▸ **EXERCISE DETAILS**
Copy the records below, replacing every instance of "x-tick-label" with "x-axis-label" and leaving everything else the same.

▸ **RECORD SET**
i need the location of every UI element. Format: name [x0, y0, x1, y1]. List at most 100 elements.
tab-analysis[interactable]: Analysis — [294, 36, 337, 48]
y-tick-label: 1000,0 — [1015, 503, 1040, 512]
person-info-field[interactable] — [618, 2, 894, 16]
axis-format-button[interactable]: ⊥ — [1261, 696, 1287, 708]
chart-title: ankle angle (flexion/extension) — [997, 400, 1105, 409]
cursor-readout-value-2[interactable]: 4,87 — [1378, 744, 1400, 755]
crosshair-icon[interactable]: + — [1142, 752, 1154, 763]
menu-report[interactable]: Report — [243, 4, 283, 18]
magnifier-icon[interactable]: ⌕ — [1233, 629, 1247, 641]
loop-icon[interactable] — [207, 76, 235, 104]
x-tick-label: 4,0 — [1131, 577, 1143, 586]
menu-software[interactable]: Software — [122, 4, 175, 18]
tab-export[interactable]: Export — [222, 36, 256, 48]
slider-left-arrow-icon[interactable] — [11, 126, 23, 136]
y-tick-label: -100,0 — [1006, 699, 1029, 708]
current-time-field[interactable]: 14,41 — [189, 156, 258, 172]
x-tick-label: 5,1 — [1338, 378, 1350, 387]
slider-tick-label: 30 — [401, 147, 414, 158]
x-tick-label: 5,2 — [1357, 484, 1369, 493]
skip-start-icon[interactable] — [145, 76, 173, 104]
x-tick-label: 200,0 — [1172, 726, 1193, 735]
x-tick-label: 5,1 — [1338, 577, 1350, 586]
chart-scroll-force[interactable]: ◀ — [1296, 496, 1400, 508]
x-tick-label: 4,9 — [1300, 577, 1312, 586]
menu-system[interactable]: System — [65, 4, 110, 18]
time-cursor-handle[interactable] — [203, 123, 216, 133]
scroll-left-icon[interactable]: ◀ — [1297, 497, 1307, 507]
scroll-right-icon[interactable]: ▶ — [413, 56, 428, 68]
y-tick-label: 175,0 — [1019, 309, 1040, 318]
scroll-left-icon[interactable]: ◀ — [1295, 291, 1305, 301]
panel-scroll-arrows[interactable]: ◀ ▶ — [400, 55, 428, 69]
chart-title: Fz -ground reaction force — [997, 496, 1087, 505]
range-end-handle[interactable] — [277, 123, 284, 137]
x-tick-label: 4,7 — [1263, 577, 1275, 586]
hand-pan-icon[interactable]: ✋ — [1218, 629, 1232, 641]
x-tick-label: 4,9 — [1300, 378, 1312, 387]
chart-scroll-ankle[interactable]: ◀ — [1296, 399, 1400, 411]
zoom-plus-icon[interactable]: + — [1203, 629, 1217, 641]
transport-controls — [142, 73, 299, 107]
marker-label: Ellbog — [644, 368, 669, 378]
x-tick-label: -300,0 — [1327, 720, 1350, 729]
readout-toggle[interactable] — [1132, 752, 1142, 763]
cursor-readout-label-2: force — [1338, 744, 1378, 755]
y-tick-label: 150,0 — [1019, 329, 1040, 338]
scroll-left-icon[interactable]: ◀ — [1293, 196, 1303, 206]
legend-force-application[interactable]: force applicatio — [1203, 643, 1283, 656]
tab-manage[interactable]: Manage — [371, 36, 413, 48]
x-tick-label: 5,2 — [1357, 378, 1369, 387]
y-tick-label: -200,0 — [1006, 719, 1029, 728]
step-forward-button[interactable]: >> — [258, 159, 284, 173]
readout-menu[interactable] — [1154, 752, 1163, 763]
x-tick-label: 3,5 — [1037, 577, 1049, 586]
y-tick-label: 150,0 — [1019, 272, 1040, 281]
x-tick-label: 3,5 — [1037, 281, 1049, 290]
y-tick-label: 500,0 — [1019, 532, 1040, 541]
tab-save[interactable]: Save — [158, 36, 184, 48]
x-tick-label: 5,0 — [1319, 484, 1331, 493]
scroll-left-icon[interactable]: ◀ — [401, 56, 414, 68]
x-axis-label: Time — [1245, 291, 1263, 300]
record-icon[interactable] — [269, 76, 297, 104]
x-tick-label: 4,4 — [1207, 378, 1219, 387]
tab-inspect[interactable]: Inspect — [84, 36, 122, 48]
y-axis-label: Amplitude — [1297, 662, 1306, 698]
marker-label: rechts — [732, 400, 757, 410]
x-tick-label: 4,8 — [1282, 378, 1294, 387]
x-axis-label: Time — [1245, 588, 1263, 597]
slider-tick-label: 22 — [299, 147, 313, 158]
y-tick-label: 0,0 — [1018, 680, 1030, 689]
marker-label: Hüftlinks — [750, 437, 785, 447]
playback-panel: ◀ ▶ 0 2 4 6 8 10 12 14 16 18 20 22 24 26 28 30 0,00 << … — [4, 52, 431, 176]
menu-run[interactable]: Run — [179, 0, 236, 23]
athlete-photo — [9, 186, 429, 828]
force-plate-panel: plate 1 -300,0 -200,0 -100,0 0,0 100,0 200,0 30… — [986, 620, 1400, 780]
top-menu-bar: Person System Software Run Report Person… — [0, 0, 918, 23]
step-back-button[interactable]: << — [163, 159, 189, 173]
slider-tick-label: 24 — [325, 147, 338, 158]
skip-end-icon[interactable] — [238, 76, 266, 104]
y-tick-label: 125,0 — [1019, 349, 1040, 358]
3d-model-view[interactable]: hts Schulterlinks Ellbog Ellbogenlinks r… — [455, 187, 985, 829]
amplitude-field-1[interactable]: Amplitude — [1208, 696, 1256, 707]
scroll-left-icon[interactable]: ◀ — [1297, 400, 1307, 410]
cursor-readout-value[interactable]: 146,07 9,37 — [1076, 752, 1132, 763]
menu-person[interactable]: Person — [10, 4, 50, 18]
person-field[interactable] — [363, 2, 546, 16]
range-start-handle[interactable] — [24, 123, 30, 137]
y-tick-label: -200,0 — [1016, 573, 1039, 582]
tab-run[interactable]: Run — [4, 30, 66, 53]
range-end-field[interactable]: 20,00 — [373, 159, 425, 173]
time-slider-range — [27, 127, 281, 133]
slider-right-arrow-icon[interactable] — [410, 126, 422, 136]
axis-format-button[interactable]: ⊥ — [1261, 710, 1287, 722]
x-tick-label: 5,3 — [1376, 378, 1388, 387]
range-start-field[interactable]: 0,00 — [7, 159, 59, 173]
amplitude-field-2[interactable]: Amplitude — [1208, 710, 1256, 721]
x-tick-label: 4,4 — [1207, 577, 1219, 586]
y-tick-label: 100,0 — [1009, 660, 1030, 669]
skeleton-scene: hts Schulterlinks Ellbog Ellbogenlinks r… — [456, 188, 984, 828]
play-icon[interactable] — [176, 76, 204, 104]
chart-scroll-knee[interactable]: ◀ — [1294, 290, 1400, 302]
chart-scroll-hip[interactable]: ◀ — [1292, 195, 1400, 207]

▸ **RESULT**
i need the location of every UI element. Format: name [x0, y0, x1, y1]. List at most 100 elements.
tab-analysis[interactable]: Analysis — [294, 36, 337, 48]
y-tick-label: 1000,0 — [1015, 503, 1040, 512]
person-info-field[interactable] — [618, 2, 894, 16]
axis-format-button[interactable]: ⊥ — [1261, 696, 1287, 708]
chart-title: ankle angle (flexion/extension) — [997, 400, 1105, 409]
cursor-readout-value-2[interactable]: 4,87 — [1378, 744, 1400, 755]
crosshair-icon[interactable]: + — [1142, 752, 1154, 763]
menu-report[interactable]: Report — [243, 4, 283, 18]
magnifier-icon[interactable]: ⌕ — [1233, 629, 1247, 641]
loop-icon[interactable] — [207, 76, 235, 104]
x-axis-label: 4,0 — [1131, 577, 1143, 586]
menu-software[interactable]: Software — [122, 4, 175, 18]
tab-export[interactable]: Export — [222, 36, 256, 48]
slider-left-arrow-icon[interactable] — [11, 126, 23, 136]
y-tick-label: -100,0 — [1006, 699, 1029, 708]
current-time-field[interactable]: 14,41 — [189, 156, 258, 172]
x-axis-label: 5,1 — [1338, 378, 1350, 387]
slider-tick-label: 30 — [401, 147, 414, 158]
x-axis-label: 5,2 — [1357, 484, 1369, 493]
skip-start-icon[interactable] — [145, 76, 173, 104]
x-axis-label: 200,0 — [1172, 726, 1193, 735]
x-axis-label: 5,1 — [1338, 577, 1350, 586]
chart-scroll-force[interactable]: ◀ — [1296, 496, 1400, 508]
x-axis-label: 4,9 — [1300, 577, 1312, 586]
menu-system[interactable]: System — [65, 4, 110, 18]
time-cursor-handle[interactable] — [203, 123, 216, 133]
scroll-left-icon[interactable]: ◀ — [1297, 497, 1307, 507]
scroll-right-icon[interactable]: ▶ — [413, 56, 428, 68]
y-tick-label: 175,0 — [1019, 309, 1040, 318]
scroll-left-icon[interactable]: ◀ — [1295, 291, 1305, 301]
panel-scroll-arrows[interactable]: ◀ ▶ — [400, 55, 428, 69]
chart-title: Fz -ground reaction force — [997, 496, 1087, 505]
range-end-handle[interactable] — [277, 123, 284, 137]
x-axis-label: 4,7 — [1263, 577, 1275, 586]
hand-pan-icon[interactable]: ✋ — [1218, 629, 1232, 641]
x-axis-label: 4,9 — [1300, 378, 1312, 387]
chart-scroll-ankle[interactable]: ◀ — [1296, 399, 1400, 411]
zoom-plus-icon[interactable]: + — [1203, 629, 1217, 641]
transport-controls — [142, 73, 299, 107]
marker-label: Ellbog — [644, 368, 669, 378]
x-axis-label: -300,0 — [1327, 720, 1350, 729]
readout-toggle[interactable] — [1132, 752, 1142, 763]
cursor-readout-label-2: force — [1338, 744, 1378, 755]
y-tick-label: 150,0 — [1019, 329, 1040, 338]
scroll-left-icon[interactable]: ◀ — [1293, 196, 1303, 206]
legend-force-application[interactable]: force applicatio — [1203, 643, 1283, 656]
tab-manage[interactable]: Manage — [371, 36, 413, 48]
x-axis-label: 5,2 — [1357, 378, 1369, 387]
y-tick-label: -200,0 — [1006, 719, 1029, 728]
step-forward-button[interactable]: >> — [258, 159, 284, 173]
readout-menu[interactable] — [1154, 752, 1163, 763]
x-axis-label: 3,5 — [1037, 577, 1049, 586]
y-tick-label: 150,0 — [1019, 272, 1040, 281]
x-axis-label: 3,5 — [1037, 281, 1049, 290]
y-tick-label: 500,0 — [1019, 532, 1040, 541]
tab-save[interactable]: Save — [158, 36, 184, 48]
x-axis-label: 5,0 — [1319, 484, 1331, 493]
scroll-left-icon[interactable]: ◀ — [401, 56, 414, 68]
x-axis-label: Time — [1245, 291, 1263, 300]
record-icon[interactable] — [269, 76, 297, 104]
x-axis-label: 4,4 — [1207, 378, 1219, 387]
tab-inspect[interactable]: Inspect — [84, 36, 122, 48]
y-axis-label: Amplitude — [1297, 662, 1306, 698]
marker-label: rechts — [732, 400, 757, 410]
x-axis-label: 4,8 — [1282, 378, 1294, 387]
x-axis-label: Time — [1245, 588, 1263, 597]
slider-tick-label: 22 — [299, 147, 313, 158]
y-tick-label: 0,0 — [1018, 680, 1030, 689]
marker-label: Hüftlinks — [750, 437, 785, 447]
playback-panel: ◀ ▶ 0 2 4 6 8 10 12 14 16 18 20 22 24 26 28 30 0,00 << … — [4, 52, 431, 176]
menu-run[interactable]: Run — [179, 0, 236, 23]
athlete-photo — [9, 186, 429, 828]
force-plate-panel: plate 1 -300,0 -200,0 -100,0 0,0 100,0 200,0 30… — [986, 620, 1400, 780]
top-menu-bar: Person System Software Run Report Person… — [0, 0, 918, 23]
step-back-button[interactable]: << — [163, 159, 189, 173]
slider-tick-label: 24 — [325, 147, 338, 158]
skip-end-icon[interactable] — [238, 76, 266, 104]
y-tick-label: 125,0 — [1019, 349, 1040, 358]
3d-model-view[interactable]: hts Schulterlinks Ellbog Ellbogenlinks r… — [455, 187, 985, 829]
amplitude-field-1[interactable]: Amplitude — [1208, 696, 1256, 707]
scroll-left-icon[interactable]: ◀ — [1297, 400, 1307, 410]
cursor-readout-value[interactable]: 146,07 9,37 — [1076, 752, 1132, 763]
menu-person[interactable]: Person — [10, 4, 50, 18]
person-field[interactable] — [363, 2, 546, 16]
range-start-handle[interactable] — [24, 123, 30, 137]
y-tick-label: -200,0 — [1016, 573, 1039, 582]
tab-run[interactable]: Run — [4, 30, 66, 53]
range-end-field[interactable]: 20,00 — [373, 159, 425, 173]
time-slider-range — [27, 127, 281, 133]
slider-right-arrow-icon[interactable] — [410, 126, 422, 136]
axis-format-button[interactable]: ⊥ — [1261, 710, 1287, 722]
x-axis-label: 5,3 — [1376, 378, 1388, 387]
range-start-field[interactable]: 0,00 — [7, 159, 59, 173]
amplitude-field-2[interactable]: Amplitude — [1208, 710, 1256, 721]
x-axis-label: 4,4 — [1207, 577, 1219, 586]
y-tick-label: 100,0 — [1009, 660, 1030, 669]
skeleton-scene: hts Schulterlinks Ellbog Ellbogenlinks r… — [456, 188, 984, 828]
play-icon[interactable] — [176, 76, 204, 104]
chart-scroll-knee[interactable]: ◀ — [1294, 290, 1400, 302]
chart-scroll-hip[interactable]: ◀ — [1292, 195, 1400, 207]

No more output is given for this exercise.